● SET TASK
Look for the word "Rústico" in the entries below, then copy every line that has it.

● ENTRIES
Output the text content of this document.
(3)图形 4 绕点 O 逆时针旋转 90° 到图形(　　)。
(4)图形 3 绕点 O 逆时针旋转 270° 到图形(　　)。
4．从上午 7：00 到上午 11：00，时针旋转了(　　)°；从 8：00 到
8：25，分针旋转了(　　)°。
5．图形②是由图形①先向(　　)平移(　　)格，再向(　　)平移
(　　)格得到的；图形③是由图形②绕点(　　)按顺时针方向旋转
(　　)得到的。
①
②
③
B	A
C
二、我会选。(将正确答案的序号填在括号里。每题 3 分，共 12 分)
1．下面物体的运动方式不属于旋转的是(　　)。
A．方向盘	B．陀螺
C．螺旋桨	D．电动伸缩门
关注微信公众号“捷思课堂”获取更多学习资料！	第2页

---

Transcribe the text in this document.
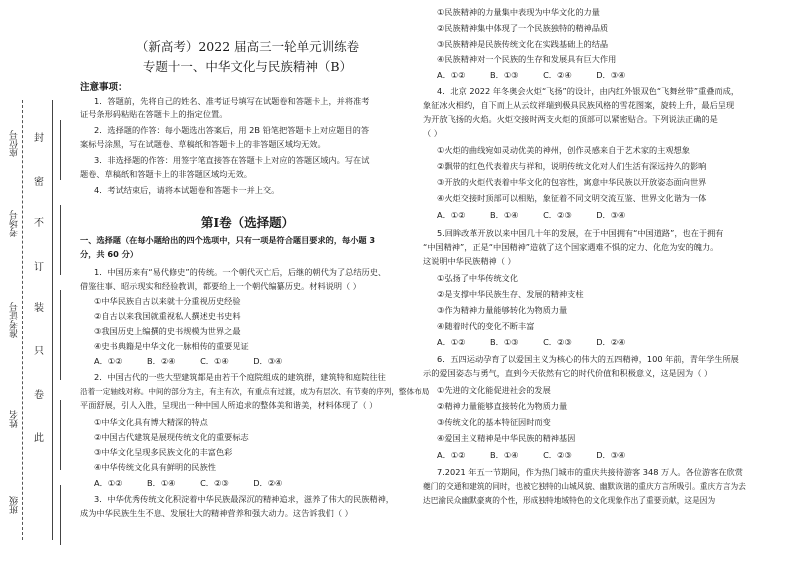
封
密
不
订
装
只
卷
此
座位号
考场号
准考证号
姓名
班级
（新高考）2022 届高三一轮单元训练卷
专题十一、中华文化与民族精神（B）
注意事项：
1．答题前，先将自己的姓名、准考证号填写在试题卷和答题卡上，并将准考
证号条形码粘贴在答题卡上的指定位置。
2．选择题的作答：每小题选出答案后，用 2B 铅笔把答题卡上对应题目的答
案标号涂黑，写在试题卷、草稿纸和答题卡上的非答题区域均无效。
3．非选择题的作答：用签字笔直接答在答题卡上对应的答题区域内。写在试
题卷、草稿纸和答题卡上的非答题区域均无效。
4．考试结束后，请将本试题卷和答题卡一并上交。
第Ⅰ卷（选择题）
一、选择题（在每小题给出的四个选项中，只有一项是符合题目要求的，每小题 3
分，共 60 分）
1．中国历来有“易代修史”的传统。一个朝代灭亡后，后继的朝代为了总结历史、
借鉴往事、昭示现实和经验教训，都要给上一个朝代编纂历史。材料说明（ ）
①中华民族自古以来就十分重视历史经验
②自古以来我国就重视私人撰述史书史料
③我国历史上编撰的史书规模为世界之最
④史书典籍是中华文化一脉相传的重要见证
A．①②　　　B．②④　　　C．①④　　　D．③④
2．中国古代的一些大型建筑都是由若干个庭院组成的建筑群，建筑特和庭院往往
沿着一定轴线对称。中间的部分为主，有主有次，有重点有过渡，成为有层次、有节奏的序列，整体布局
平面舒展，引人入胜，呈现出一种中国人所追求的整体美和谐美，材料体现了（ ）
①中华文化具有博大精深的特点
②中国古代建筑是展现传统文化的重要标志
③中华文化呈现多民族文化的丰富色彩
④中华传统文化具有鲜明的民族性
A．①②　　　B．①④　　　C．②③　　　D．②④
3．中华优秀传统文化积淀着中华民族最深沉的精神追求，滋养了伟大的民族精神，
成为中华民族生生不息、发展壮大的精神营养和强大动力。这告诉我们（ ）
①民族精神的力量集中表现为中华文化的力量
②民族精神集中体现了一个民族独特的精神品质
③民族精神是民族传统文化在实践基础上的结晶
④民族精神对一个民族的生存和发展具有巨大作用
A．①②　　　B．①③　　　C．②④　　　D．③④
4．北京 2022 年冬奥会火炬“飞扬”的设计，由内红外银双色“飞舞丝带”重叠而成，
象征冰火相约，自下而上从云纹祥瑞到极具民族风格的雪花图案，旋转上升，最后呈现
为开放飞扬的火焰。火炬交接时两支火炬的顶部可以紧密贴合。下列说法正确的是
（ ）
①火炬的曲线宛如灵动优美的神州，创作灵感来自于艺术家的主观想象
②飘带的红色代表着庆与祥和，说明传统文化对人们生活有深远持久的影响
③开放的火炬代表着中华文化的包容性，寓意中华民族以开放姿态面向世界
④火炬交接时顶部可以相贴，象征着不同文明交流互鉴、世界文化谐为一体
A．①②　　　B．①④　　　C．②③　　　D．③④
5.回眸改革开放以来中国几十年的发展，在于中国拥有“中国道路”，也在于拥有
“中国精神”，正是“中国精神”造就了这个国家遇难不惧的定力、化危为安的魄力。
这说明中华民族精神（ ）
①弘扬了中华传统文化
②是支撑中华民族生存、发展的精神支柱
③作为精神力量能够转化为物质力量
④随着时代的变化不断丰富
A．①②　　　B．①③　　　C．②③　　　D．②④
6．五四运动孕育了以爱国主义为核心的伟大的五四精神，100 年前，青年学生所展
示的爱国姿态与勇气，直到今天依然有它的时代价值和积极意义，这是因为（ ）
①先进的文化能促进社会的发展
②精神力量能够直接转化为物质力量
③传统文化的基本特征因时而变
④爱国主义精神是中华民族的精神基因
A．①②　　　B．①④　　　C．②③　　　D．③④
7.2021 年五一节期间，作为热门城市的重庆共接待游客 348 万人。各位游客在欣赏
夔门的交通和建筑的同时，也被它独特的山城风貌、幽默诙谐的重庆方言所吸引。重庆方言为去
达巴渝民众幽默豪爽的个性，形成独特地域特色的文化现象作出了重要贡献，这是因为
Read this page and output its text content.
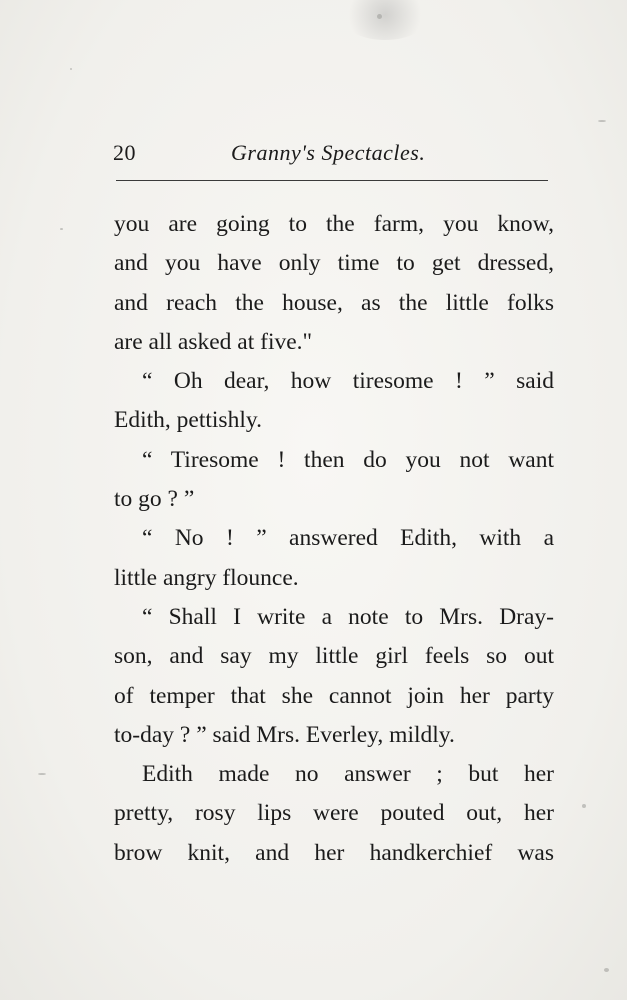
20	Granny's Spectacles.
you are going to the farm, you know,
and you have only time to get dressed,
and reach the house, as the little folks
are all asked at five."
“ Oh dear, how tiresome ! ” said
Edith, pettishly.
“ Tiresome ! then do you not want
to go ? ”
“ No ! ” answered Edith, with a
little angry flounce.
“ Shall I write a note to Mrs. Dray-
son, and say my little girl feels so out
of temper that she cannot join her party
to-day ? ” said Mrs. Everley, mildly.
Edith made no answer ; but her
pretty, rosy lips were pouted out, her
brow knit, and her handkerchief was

---

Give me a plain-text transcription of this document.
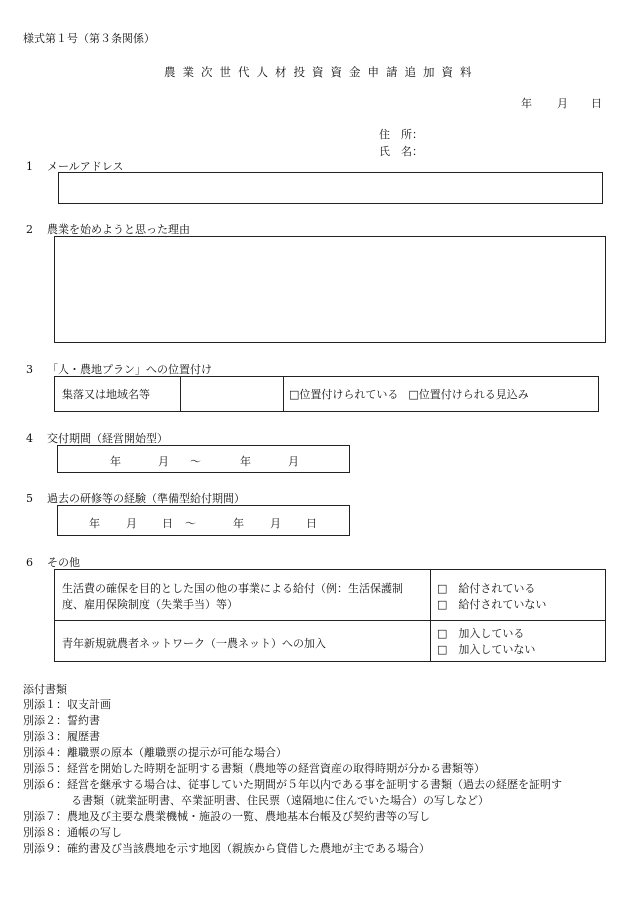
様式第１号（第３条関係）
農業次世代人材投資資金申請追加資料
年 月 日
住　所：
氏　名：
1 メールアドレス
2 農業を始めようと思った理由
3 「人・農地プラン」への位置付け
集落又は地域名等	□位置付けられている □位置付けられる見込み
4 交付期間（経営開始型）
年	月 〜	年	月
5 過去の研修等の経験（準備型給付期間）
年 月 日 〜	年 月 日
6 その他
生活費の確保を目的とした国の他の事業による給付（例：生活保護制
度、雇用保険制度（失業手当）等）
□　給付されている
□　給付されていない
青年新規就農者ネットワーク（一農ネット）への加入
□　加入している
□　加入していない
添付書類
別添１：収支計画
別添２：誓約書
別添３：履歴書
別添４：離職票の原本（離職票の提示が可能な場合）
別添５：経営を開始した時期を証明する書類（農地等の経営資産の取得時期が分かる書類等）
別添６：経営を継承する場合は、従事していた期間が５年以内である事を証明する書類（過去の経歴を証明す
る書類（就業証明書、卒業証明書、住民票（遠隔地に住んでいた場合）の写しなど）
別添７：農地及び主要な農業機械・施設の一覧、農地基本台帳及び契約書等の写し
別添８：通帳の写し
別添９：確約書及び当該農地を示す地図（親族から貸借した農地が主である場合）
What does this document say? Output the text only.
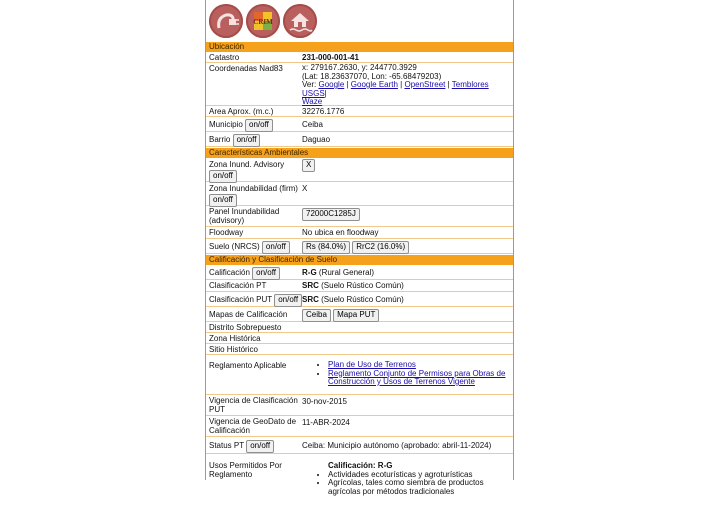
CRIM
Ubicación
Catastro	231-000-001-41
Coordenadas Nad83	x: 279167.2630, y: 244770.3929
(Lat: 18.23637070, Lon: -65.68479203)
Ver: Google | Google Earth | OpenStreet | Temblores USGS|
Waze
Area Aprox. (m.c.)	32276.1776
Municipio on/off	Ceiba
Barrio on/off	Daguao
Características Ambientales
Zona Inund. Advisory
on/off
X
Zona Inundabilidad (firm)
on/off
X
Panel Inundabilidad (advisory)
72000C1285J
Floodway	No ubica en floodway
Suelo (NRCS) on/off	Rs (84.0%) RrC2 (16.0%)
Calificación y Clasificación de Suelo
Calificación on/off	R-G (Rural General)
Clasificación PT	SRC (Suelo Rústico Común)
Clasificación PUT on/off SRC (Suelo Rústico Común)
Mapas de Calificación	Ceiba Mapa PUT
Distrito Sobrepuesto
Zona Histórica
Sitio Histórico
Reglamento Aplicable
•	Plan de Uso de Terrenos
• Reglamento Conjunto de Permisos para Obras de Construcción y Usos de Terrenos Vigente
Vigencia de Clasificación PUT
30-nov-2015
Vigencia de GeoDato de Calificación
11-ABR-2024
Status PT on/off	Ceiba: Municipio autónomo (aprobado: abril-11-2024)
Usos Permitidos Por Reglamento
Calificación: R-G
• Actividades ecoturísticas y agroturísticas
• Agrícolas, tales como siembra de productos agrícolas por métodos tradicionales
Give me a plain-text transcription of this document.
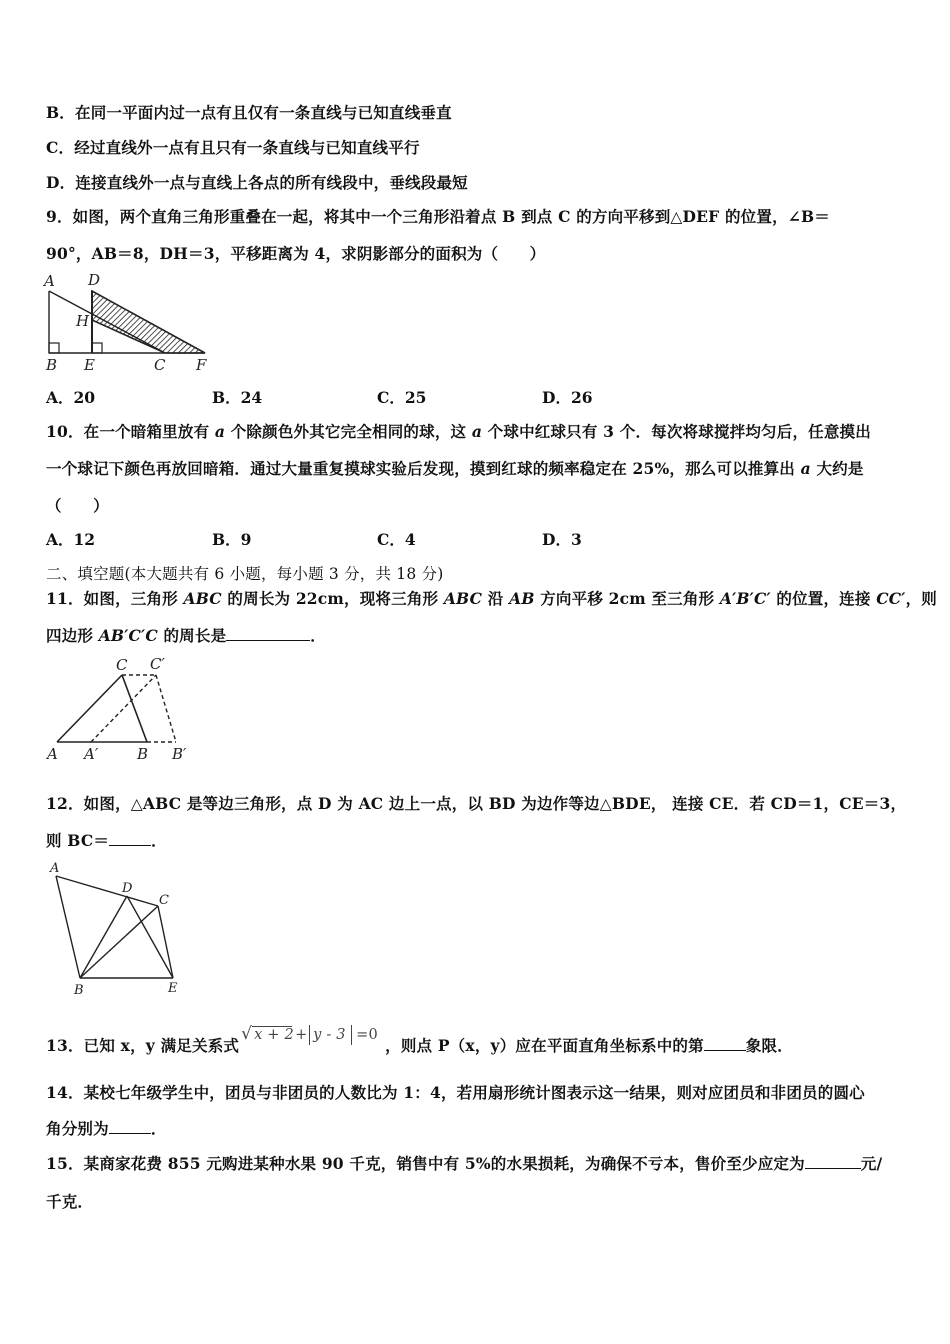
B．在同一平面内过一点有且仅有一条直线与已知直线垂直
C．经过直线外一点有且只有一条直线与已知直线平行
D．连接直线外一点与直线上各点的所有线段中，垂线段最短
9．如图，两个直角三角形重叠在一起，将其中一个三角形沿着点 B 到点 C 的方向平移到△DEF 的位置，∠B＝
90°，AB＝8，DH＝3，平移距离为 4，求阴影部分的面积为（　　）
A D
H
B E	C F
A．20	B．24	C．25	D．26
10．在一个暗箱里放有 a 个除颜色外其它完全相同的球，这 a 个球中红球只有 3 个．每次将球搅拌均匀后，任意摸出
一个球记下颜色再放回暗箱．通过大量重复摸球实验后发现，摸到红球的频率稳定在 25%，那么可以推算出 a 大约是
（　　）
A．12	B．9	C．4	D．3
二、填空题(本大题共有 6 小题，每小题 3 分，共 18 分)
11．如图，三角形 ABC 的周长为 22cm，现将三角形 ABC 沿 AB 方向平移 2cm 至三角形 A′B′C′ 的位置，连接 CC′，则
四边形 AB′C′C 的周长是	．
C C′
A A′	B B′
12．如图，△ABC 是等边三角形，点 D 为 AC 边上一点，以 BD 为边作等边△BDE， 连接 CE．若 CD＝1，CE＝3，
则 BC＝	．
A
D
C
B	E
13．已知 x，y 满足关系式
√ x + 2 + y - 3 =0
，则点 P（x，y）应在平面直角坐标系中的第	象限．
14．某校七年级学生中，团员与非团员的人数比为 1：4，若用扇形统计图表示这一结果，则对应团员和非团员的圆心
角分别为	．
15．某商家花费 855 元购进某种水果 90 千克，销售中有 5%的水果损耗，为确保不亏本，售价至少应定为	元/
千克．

● SOLUTION TO THIS TASK
Clasificación PT	SRC (Suelo Rústico Común)
Clasificación PUT on/off SRC (Suelo Rústico Común)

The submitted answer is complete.